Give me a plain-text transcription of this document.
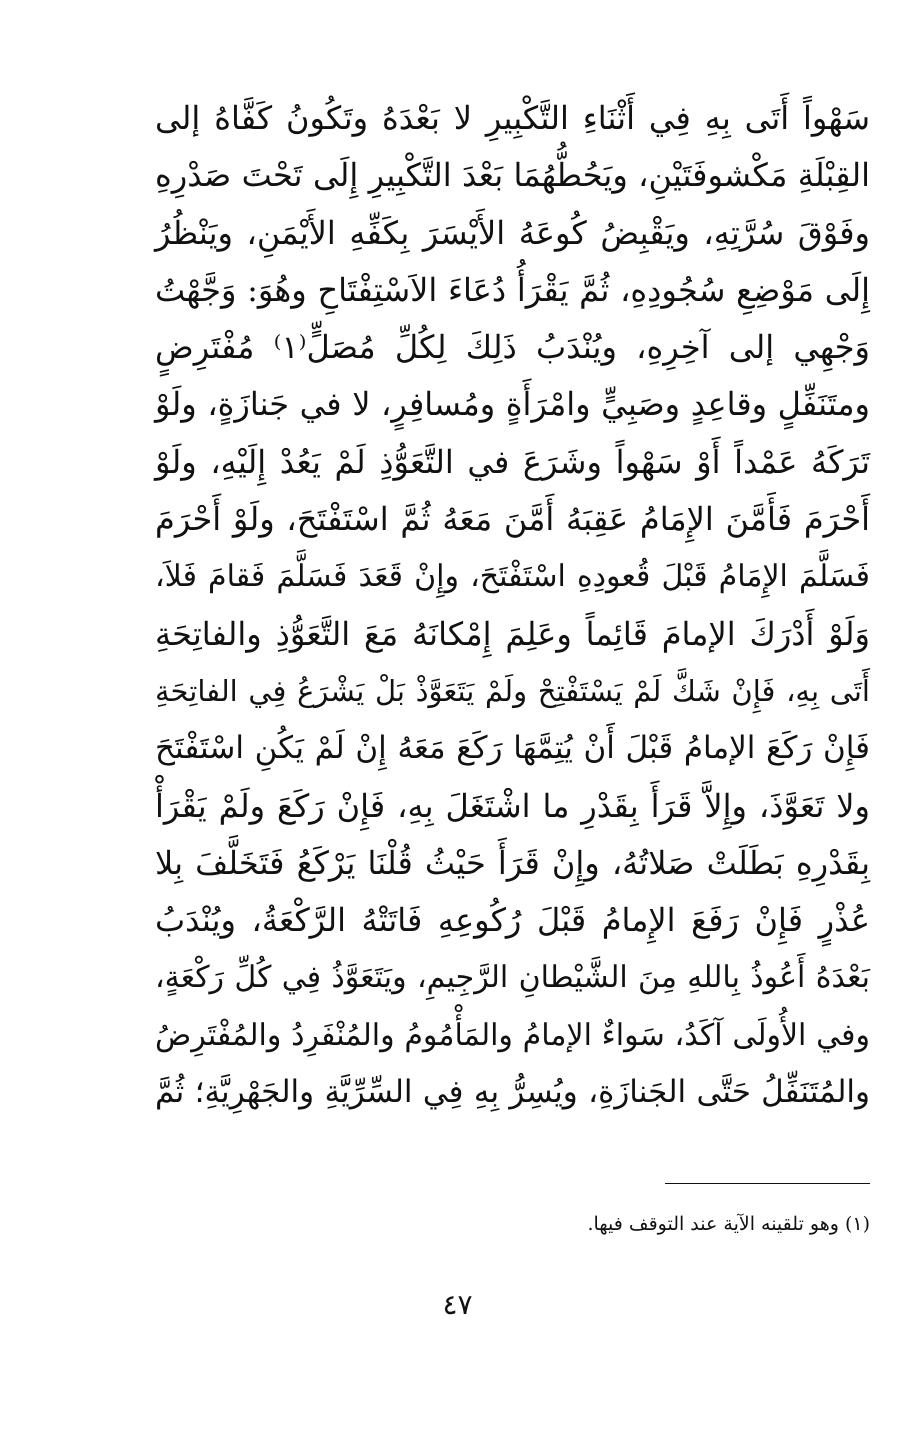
سَهْواً أَتَى بِهِ فِي أَثْنَاءِ التَّكْبِيرِ لا بَعْدَهُ وتَكُونُ كَفَّاهُ إلى
القِبْلَةِ مَكْشوفَتَيْنِ، ويَحُطُّهُمَا بَعْدَ التَّكْبِيرِ إِلَى تَحْتَ صَدْرِهِ
وفَوْقَ سُرَّتِهِ، ويَقْبِضُ كُوعَهُ الأَيْسَرَ بِكَفِّهِ الأَيْمَنِ، ويَنْظُرُ
إِلَى مَوْضِعِ سُجُودِهِ، ثُمَّ يَقْرَأُ دُعَاءَ الاَسْتِفْتَاحِ وهُوَ: وَجَّهْتُ
وَجْهِي إلى آخِرِهِ، ويُنْدَبُ ذَلِكَ لِكُلِّ مُصَلٍّ⁽١⁾ مُفْتَرِضٍ
ومتَنَفِّلٍ وقاعِدٍ وصَبِيٍّ وامْرَأَةٍ ومُسافِرٍ، لا في جَنازَةٍ، ولَوْ
تَرَكَهُ عَمْداً أَوْ سَهْواً وشَرَعَ في التَّعَوُّذِ لَمْ يَعُدْ إِلَيْهِ، ولَوْ
أَحْرَمَ فَأَمَّنَ الإِمَامُ عَقِبَهُ أَمَّنَ مَعَهُ ثُمَّ اسْتَفْتَحَ، ولَوْ أَحْرَمَ
فَسَلَّمَ الإِمَامُ قَبْلَ قُعودِهِ اسْتَفْتَحَ، وإِنْ قَعَدَ فَسَلَّمَ فَقامَ فَلاَ،
وَلَوْ أَدْرَكَ الإمامَ قَائِماً وعَلِمَ إِمْكانَهُ مَعَ التَّعَوُّذِ والفاتِحَةِ
أَتَى بِهِ، فَإِنْ شَكَّ لَمْ يَسْتَفْتِحْ ولَمْ يَتَعَوَّذْ بَلْ يَشْرَعُ فِي الفاتِحَةِ
فَإِنْ رَكَعَ الإمامُ قَبْلَ أَنْ يُتِمَّهَا رَكَعَ مَعَهُ إِنْ لَمْ يَكُنِ اسْتَفْتَحَ
ولا تَعَوَّذَ، وإِلاَّ قَرَأَ بِقَدْرِ ما اشْتَغَلَ بِهِ، فَإِنْ رَكَعَ ولَمْ يَقْرَأْ
بِقَدْرِهِ بَطَلَتْ صَلاتُهُ، وإِنْ قَرَأَ حَيْثُ قُلْنَا يَرْكَعُ فَتَخَلَّفَ بِلا
عُذْرٍ فَإِنْ رَفَعَ الإِمامُ قَبْلَ رُكُوعِهِ فَاتَتْهُ الرَّكْعَةُ، ويُنْدَبُ
بَعْدَهُ أَعُوذُ بِاللهِ مِنَ الشَّيْطانِ الرَّجِيمِ، ويَتَعَوَّذُ فِي كُلِّ رَكْعَةٍ،
وفي الأُولَى آكَدُ، سَواءٌ الإمامُ والمَأْمُومُ والمُنْفَرِدُ والمُفْتَرِضُ
والمُتَنَفِّلُ حَتَّى الجَنازَةِ، ويُسِرُّ بِهِ فِي السِّرِّيَّةِ والجَهْرِيَّةِ؛ ثُمَّ
(١) وهو تلقينه الآية عند التوقف فيها.
٤٧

◇ ◇ ◇ ◇

- _Instruction_: Repeat the records word for word. Any picture in them should be left out.

- _Exercise response_:
Give me a plain-text transcription of this document.
سَهْواً أَتَى بِهِ فِي أَثْنَاءِ التَّكْبِيرِ لا بَعْدَهُ وتَكُونُ كَفَّاهُ إلى
القِبْلَةِ مَكْشوفَتَيْنِ، ويَحُطُّهُمَا بَعْدَ التَّكْبِيرِ إِلَى تَحْتَ صَدْرِهِ
وفَوْقَ سُرَّتِهِ، ويَقْبِضُ كُوعَهُ الأَيْسَرَ بِكَفِّهِ الأَيْمَنِ، ويَنْظُرُ
إِلَى مَوْضِعِ سُجُودِهِ، ثُمَّ يَقْرَأُ دُعَاءَ الاَسْتِفْتَاحِ وهُوَ: وَجَّهْتُ
وَجْهِي إلى آخِرِهِ، ويُنْدَبُ ذَلِكَ لِكُلِّ مُصَلٍّ⁽١⁾ مُفْتَرِضٍ
ومتَنَفِّلٍ وقاعِدٍ وصَبِيٍّ وامْرَأَةٍ ومُسافِرٍ، لا في جَنازَةٍ، ولَوْ
تَرَكَهُ عَمْداً أَوْ سَهْواً وشَرَعَ في التَّعَوُّذِ لَمْ يَعُدْ إِلَيْهِ، ولَوْ
أَحْرَمَ فَأَمَّنَ الإِمَامُ عَقِبَهُ أَمَّنَ مَعَهُ ثُمَّ اسْتَفْتَحَ، ولَوْ أَحْرَمَ
فَسَلَّمَ الإِمَامُ قَبْلَ قُعودِهِ اسْتَفْتَحَ، وإِنْ قَعَدَ فَسَلَّمَ فَقامَ فَلاَ،
وَلَوْ أَدْرَكَ الإمامَ قَائِماً وعَلِمَ إِمْكانَهُ مَعَ التَّعَوُّذِ والفاتِحَةِ
أَتَى بِهِ، فَإِنْ شَكَّ لَمْ يَسْتَفْتِحْ ولَمْ يَتَعَوَّذْ بَلْ يَشْرَعُ فِي الفاتِحَةِ
فَإِنْ رَكَعَ الإمامُ قَبْلَ أَنْ يُتِمَّهَا رَكَعَ مَعَهُ إِنْ لَمْ يَكُنِ اسْتَفْتَحَ
ولا تَعَوَّذَ، وإِلاَّ قَرَأَ بِقَدْرِ ما اشْتَغَلَ بِهِ، فَإِنْ رَكَعَ ولَمْ يَقْرَأْ
بِقَدْرِهِ بَطَلَتْ صَلاتُهُ، وإِنْ قَرَأَ حَيْثُ قُلْنَا يَرْكَعُ فَتَخَلَّفَ بِلا
عُذْرٍ فَإِنْ رَفَعَ الإِمامُ قَبْلَ رُكُوعِهِ فَاتَتْهُ الرَّكْعَةُ، ويُنْدَبُ
بَعْدَهُ أَعُوذُ بِاللهِ مِنَ الشَّيْطانِ الرَّجِيمِ، ويَتَعَوَّذُ فِي كُلِّ رَكْعَةٍ،
وفي الأُولَى آكَدُ، سَواءٌ الإمامُ والمَأْمُومُ والمُنْفَرِدُ والمُفْتَرِضُ
والمُتَنَفِّلُ حَتَّى الجَنازَةِ، ويُسِرُّ بِهِ فِي السِّرِّيَّةِ والجَهْرِيَّةِ؛ ثُمَّ
(١) وهو تلقينه الآية عند التوقف فيها.
٤٧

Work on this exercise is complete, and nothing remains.